[Stored data]

■ ■ ■ ■

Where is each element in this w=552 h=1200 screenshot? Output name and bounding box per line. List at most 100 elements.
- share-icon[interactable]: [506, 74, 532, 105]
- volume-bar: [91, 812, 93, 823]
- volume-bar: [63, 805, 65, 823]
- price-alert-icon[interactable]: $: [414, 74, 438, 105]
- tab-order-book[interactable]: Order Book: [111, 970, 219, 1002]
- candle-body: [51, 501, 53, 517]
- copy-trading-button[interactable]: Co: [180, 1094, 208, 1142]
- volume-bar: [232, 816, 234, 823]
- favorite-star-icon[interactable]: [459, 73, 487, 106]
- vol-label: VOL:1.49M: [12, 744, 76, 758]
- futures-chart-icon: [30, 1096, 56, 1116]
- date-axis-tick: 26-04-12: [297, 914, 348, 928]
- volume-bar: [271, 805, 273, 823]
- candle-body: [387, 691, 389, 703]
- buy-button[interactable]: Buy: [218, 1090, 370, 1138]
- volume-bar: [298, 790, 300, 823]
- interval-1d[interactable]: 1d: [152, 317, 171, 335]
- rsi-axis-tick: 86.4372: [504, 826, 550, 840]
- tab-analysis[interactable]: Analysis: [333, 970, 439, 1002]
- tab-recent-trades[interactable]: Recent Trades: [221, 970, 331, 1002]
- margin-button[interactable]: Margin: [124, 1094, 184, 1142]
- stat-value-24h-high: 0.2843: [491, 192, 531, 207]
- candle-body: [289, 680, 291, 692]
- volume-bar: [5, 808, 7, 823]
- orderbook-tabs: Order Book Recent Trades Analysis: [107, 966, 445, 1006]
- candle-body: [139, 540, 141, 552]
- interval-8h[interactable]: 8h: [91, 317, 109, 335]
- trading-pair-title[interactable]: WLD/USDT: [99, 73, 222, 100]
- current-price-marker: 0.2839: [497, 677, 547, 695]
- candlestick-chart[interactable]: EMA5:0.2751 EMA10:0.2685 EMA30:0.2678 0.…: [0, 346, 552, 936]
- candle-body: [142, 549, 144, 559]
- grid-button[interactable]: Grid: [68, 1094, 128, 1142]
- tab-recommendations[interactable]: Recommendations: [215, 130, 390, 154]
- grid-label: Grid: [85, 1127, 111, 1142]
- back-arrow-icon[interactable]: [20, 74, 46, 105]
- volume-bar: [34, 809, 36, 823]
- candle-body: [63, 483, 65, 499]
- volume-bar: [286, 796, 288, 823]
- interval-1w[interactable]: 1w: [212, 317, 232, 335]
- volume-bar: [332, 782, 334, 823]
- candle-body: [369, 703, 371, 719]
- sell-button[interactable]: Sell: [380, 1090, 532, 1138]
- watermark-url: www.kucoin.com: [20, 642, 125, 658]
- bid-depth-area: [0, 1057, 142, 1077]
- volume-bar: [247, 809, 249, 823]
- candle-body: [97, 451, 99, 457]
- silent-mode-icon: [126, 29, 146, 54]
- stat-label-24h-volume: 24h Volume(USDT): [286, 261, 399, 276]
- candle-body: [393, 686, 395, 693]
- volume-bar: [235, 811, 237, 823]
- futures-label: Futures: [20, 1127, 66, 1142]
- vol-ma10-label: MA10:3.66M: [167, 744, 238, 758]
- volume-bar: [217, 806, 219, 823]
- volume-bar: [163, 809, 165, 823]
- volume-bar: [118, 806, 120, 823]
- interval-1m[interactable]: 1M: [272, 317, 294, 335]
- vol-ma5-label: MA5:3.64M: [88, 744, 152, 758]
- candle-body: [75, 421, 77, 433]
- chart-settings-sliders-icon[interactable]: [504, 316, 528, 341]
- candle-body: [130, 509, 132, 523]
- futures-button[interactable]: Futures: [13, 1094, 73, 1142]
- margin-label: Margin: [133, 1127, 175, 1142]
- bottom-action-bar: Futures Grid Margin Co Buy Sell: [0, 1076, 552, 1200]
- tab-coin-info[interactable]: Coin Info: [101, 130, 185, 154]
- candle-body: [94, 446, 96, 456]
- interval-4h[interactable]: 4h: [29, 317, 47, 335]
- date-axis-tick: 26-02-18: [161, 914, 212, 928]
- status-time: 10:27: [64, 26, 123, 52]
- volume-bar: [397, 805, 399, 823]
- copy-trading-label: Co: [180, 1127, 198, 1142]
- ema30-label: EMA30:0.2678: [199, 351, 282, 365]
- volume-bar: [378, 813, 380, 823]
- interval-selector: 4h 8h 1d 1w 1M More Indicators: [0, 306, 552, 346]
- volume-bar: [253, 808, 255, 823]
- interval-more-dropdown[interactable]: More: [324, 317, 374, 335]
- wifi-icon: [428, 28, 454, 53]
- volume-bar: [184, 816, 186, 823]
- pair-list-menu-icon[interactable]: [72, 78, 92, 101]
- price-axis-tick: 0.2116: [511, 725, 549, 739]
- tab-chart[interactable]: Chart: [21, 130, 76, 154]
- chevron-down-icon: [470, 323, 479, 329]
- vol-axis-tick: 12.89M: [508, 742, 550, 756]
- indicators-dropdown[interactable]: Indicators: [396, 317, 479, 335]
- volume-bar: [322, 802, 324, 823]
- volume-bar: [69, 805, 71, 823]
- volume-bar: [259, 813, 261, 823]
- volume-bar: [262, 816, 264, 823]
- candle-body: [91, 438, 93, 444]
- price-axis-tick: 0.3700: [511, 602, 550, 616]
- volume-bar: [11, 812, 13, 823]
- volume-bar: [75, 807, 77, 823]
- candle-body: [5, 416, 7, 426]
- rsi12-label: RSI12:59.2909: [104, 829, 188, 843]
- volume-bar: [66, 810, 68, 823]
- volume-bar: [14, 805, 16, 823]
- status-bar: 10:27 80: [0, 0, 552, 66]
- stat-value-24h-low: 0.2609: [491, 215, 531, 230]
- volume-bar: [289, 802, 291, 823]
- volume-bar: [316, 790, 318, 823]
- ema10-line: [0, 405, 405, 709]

■ ■ ■ ■

→ WHAT YOU NEED TO DO: Update the rows by changing every "candle-body" to "candle-box", keeping everything else the same.

→ REPLY:
Where is each element in this w=552 h=1200 screenshot? Output name and bounding box per line. List at most 100 elements.
- share-icon[interactable]: [506, 74, 532, 105]
- volume-bar: [91, 812, 93, 823]
- volume-bar: [63, 805, 65, 823]
- price-alert-icon[interactable]: $: [414, 74, 438, 105]
- tab-order-book[interactable]: Order Book: [111, 970, 219, 1002]
- candle-box: [51, 501, 53, 517]
- copy-trading-button[interactable]: Co: [180, 1094, 208, 1142]
- volume-bar: [232, 816, 234, 823]
- favorite-star-icon[interactable]: [459, 73, 487, 106]
- vol-label: VOL:1.49M: [12, 744, 76, 758]
- futures-chart-icon: [30, 1096, 56, 1116]
- date-axis-tick: 26-04-12: [297, 914, 348, 928]
- volume-bar: [271, 805, 273, 823]
- candle-box: [387, 691, 389, 703]
- buy-button[interactable]: Buy: [218, 1090, 370, 1138]
- volume-bar: [298, 790, 300, 823]
- interval-1d[interactable]: 1d: [152, 317, 171, 335]
- rsi-axis-tick: 86.4372: [504, 826, 550, 840]
- tab-analysis[interactable]: Analysis: [333, 970, 439, 1002]
- tab-recent-trades[interactable]: Recent Trades: [221, 970, 331, 1002]
- margin-button[interactable]: Margin: [124, 1094, 184, 1142]
- stat-value-24h-high: 0.2843: [491, 192, 531, 207]
- candle-box: [289, 680, 291, 692]
- volume-bar: [5, 808, 7, 823]
- orderbook-tabs: Order Book Recent Trades Analysis: [107, 966, 445, 1006]
- candle-box: [139, 540, 141, 552]
- interval-8h[interactable]: 8h: [91, 317, 109, 335]
- trading-pair-title[interactable]: WLD/USDT: [99, 73, 222, 100]
- current-price-marker: 0.2839: [497, 677, 547, 695]
- candlestick-chart[interactable]: EMA5:0.2751 EMA10:0.2685 EMA30:0.2678 0.…: [0, 346, 552, 936]
- candle-box: [142, 549, 144, 559]
- grid-button[interactable]: Grid: [68, 1094, 128, 1142]
- tab-recommendations[interactable]: Recommendations: [215, 130, 390, 154]
- grid-label: Grid: [85, 1127, 111, 1142]
- back-arrow-icon[interactable]: [20, 74, 46, 105]
- volume-bar: [34, 809, 36, 823]
- candle-box: [63, 483, 65, 499]
- volume-bar: [286, 796, 288, 823]
- interval-1w[interactable]: 1w: [212, 317, 232, 335]
- volume-bar: [332, 782, 334, 823]
- candle-box: [369, 703, 371, 719]
- sell-button[interactable]: Sell: [380, 1090, 532, 1138]
- watermark-url: www.kucoin.com: [20, 642, 125, 658]
- bid-depth-area: [0, 1057, 142, 1077]
- volume-bar: [247, 809, 249, 823]
- candle-box: [97, 451, 99, 457]
- silent-mode-icon: [126, 29, 146, 54]
- stat-label-24h-volume: 24h Volume(USDT): [286, 261, 399, 276]
- candle-box: [393, 686, 395, 693]
- volume-bar: [235, 811, 237, 823]
- futures-label: Futures: [20, 1127, 66, 1142]
- vol-ma10-label: MA10:3.66M: [167, 744, 238, 758]
- volume-bar: [217, 806, 219, 823]
- volume-bar: [163, 809, 165, 823]
- volume-bar: [118, 806, 120, 823]
- interval-1m[interactable]: 1M: [272, 317, 294, 335]
- vol-ma5-label: MA5:3.64M: [88, 744, 152, 758]
- candle-box: [75, 421, 77, 433]
- chart-settings-sliders-icon[interactable]: [504, 316, 528, 341]
- candle-box: [130, 509, 132, 523]
- futures-button[interactable]: Futures: [13, 1094, 73, 1142]
- margin-label: Margin: [133, 1127, 175, 1142]
- bottom-action-bar: Futures Grid Margin Co Buy Sell: [0, 1076, 552, 1200]
- tab-coin-info[interactable]: Coin Info: [101, 130, 185, 154]
- candle-box: [94, 446, 96, 456]
- interval-4h[interactable]: 4h: [29, 317, 47, 335]
- date-axis-tick: 26-02-18: [161, 914, 212, 928]
- status-time: 10:27: [64, 26, 123, 52]
- volume-bar: [397, 805, 399, 823]
- copy-trading-label: Co: [180, 1127, 198, 1142]
- ema30-label: EMA30:0.2678: [199, 351, 282, 365]
- volume-bar: [378, 813, 380, 823]
- interval-selector: 4h 8h 1d 1w 1M More Indicators: [0, 306, 552, 346]
- volume-bar: [253, 808, 255, 823]
- interval-more-dropdown[interactable]: More: [324, 317, 374, 335]
- wifi-icon: [428, 28, 454, 53]
- volume-bar: [184, 816, 186, 823]
- pair-list-menu-icon[interactable]: [72, 78, 92, 101]
- price-axis-tick: 0.2116: [511, 725, 549, 739]
- tab-chart[interactable]: Chart: [21, 130, 76, 154]
- chevron-down-icon: [470, 323, 479, 329]
- vol-axis-tick: 12.89M: [508, 742, 550, 756]
- indicators-dropdown[interactable]: Indicators: [396, 317, 479, 335]
- volume-bar: [322, 802, 324, 823]
- volume-bar: [69, 805, 71, 823]
- volume-bar: [259, 813, 261, 823]
- volume-bar: [262, 816, 264, 823]
- candle-box: [91, 438, 93, 444]
- price-axis-tick: 0.3700: [511, 602, 550, 616]
- volume-bar: [11, 812, 13, 823]
- volume-bar: [75, 807, 77, 823]
- candle-box: [5, 416, 7, 426]
- rsi12-label: RSI12:59.2909: [104, 829, 188, 843]
- volume-bar: [66, 810, 68, 823]
- volume-bar: [14, 805, 16, 823]
- status-bar: 10:27 80: [0, 0, 552, 66]
- stat-value-24h-low: 0.2609: [491, 215, 531, 230]
- volume-bar: [289, 802, 291, 823]
- volume-bar: [316, 790, 318, 823]
- ema10-line: [0, 405, 405, 709]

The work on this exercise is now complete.